## Exercise goal:
Using the listing below, please gather every line containing the word "бѣлый".
** Start of Source data **
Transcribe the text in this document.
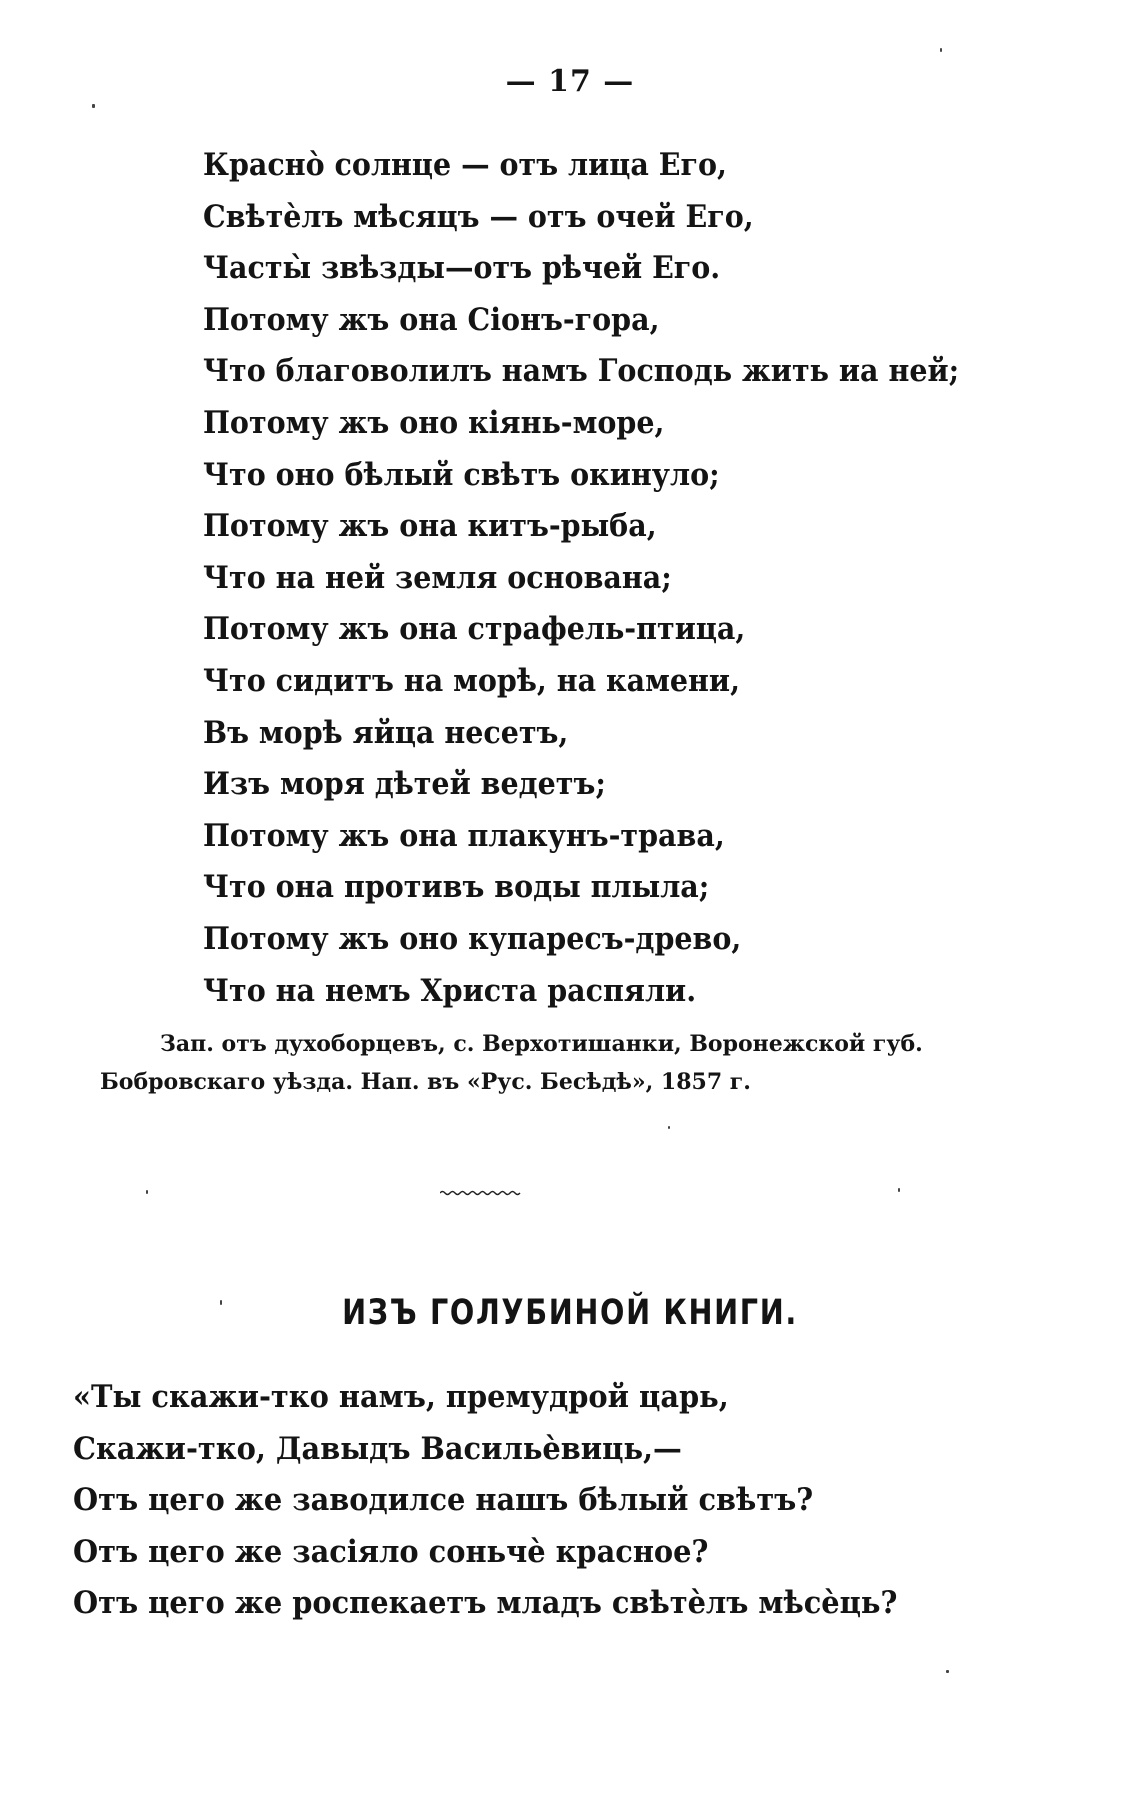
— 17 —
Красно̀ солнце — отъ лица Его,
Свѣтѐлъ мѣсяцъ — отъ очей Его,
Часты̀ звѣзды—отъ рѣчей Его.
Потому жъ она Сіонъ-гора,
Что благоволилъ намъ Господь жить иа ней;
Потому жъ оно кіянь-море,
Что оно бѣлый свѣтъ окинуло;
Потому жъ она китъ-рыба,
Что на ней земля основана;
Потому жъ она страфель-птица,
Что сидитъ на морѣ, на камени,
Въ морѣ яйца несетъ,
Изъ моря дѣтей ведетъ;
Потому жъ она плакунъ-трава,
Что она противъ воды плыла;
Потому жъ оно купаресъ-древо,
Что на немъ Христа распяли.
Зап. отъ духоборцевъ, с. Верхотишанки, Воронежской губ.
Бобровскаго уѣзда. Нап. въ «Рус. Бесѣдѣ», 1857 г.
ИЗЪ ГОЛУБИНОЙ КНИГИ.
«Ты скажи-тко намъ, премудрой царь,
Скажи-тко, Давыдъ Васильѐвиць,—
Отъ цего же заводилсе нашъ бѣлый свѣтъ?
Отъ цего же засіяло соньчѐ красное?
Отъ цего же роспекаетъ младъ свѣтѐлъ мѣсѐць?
** End of Source data **
** Start of Source data **
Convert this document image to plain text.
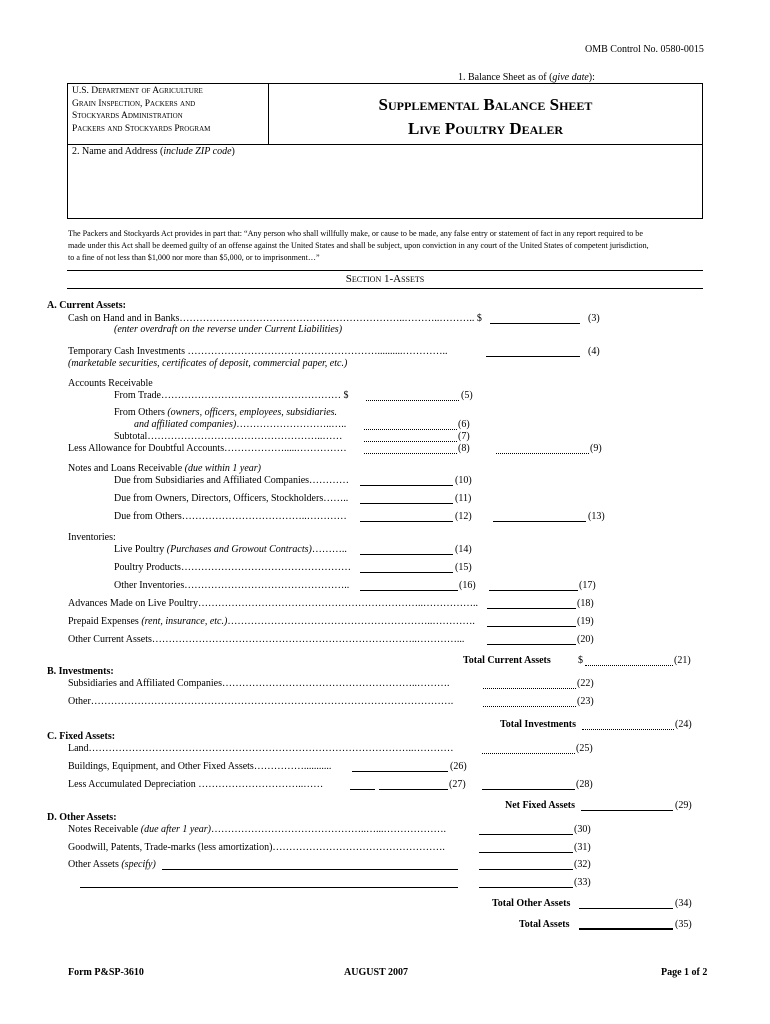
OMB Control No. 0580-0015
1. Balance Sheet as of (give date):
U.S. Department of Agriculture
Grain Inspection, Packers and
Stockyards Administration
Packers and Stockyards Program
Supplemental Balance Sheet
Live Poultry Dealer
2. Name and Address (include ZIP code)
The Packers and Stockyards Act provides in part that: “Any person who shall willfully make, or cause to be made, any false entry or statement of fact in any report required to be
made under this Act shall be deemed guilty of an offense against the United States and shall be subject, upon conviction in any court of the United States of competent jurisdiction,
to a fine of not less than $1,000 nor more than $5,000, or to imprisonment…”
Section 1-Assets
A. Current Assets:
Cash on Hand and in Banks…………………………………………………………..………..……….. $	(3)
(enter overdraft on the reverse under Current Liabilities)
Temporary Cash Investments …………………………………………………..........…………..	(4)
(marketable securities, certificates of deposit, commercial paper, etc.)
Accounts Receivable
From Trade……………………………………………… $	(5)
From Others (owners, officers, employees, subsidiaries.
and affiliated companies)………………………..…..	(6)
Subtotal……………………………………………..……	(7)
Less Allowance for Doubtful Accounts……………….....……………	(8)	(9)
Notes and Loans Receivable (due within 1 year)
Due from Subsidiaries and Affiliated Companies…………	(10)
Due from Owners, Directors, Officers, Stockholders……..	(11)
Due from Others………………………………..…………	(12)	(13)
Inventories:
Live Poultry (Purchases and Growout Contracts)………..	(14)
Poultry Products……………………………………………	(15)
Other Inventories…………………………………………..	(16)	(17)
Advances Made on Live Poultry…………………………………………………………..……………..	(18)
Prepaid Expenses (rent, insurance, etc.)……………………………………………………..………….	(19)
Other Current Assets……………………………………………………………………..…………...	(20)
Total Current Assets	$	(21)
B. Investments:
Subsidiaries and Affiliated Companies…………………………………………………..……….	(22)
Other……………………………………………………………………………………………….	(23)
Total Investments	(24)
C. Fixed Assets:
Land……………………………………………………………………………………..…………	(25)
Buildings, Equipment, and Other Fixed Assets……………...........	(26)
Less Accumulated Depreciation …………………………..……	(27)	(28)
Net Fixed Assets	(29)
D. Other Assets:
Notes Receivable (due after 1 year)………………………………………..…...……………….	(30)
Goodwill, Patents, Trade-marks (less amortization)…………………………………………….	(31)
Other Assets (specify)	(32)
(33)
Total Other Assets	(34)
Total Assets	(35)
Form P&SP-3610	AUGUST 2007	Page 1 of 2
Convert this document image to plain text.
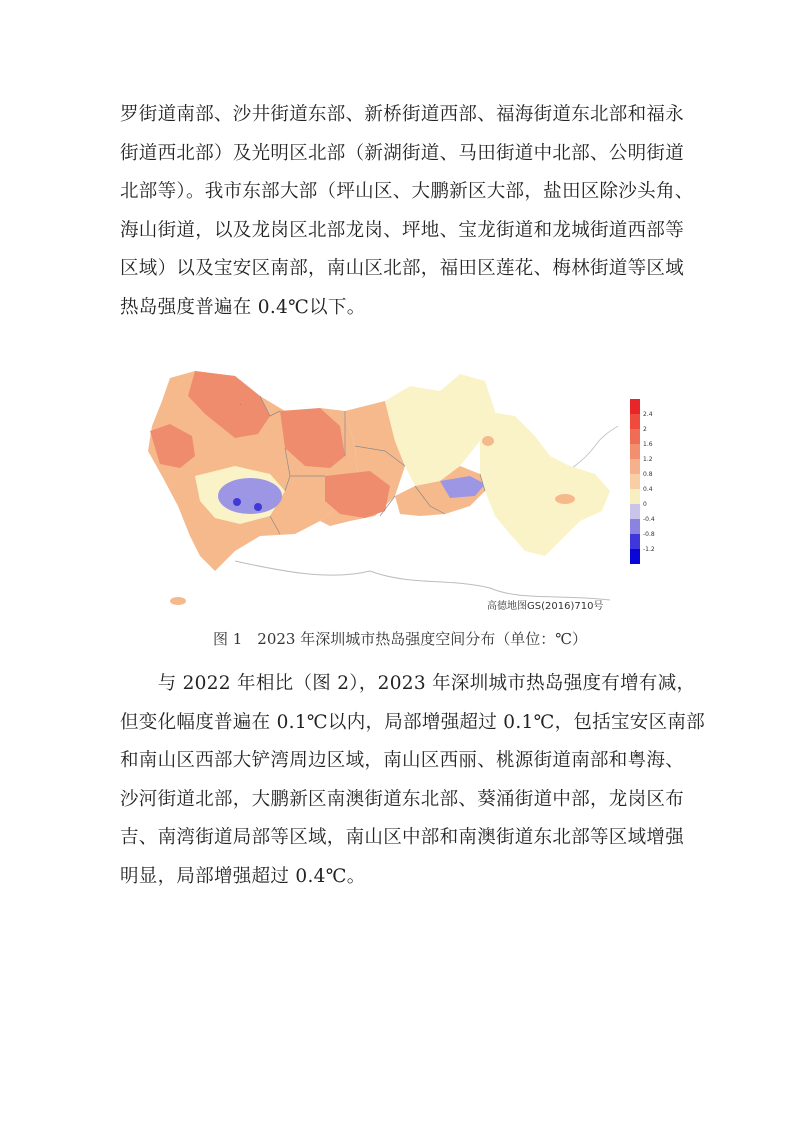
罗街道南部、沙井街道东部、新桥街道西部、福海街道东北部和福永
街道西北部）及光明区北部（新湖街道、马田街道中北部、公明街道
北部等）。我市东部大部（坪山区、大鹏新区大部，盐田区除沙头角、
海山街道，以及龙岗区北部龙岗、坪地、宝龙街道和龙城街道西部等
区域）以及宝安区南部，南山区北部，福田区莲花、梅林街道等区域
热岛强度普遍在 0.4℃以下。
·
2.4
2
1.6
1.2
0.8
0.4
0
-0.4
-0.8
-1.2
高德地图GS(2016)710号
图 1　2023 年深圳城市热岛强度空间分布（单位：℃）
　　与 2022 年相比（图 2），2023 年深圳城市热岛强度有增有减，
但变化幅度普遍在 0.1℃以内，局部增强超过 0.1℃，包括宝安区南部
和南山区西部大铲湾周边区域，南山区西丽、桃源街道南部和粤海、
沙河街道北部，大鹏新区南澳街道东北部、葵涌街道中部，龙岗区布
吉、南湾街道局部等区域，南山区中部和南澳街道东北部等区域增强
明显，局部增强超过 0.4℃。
** End of Source data **
** Start of Source data **
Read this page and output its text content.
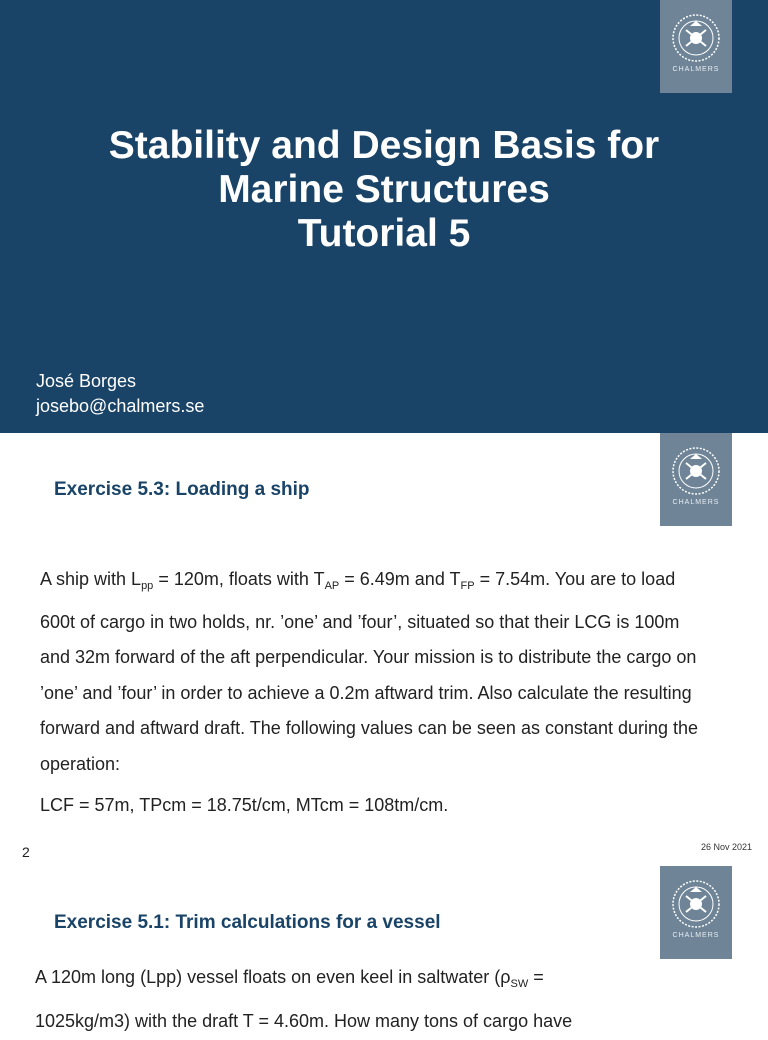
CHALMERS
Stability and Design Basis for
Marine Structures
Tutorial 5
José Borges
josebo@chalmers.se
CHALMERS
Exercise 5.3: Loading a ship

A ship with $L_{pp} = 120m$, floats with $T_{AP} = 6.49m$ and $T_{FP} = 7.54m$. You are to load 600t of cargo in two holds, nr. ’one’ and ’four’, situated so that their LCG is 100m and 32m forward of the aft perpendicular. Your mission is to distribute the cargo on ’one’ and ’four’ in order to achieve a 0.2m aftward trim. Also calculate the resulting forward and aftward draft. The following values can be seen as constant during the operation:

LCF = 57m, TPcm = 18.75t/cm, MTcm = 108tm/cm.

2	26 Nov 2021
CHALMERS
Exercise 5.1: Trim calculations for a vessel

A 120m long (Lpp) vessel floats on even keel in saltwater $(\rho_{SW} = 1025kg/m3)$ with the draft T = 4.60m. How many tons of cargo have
** End of Source data **
## Answer to this exercise:
Что оно бѣлый свѣтъ окинуло;
Отъ цего же заводилсе нашъ бѣлый свѣтъ?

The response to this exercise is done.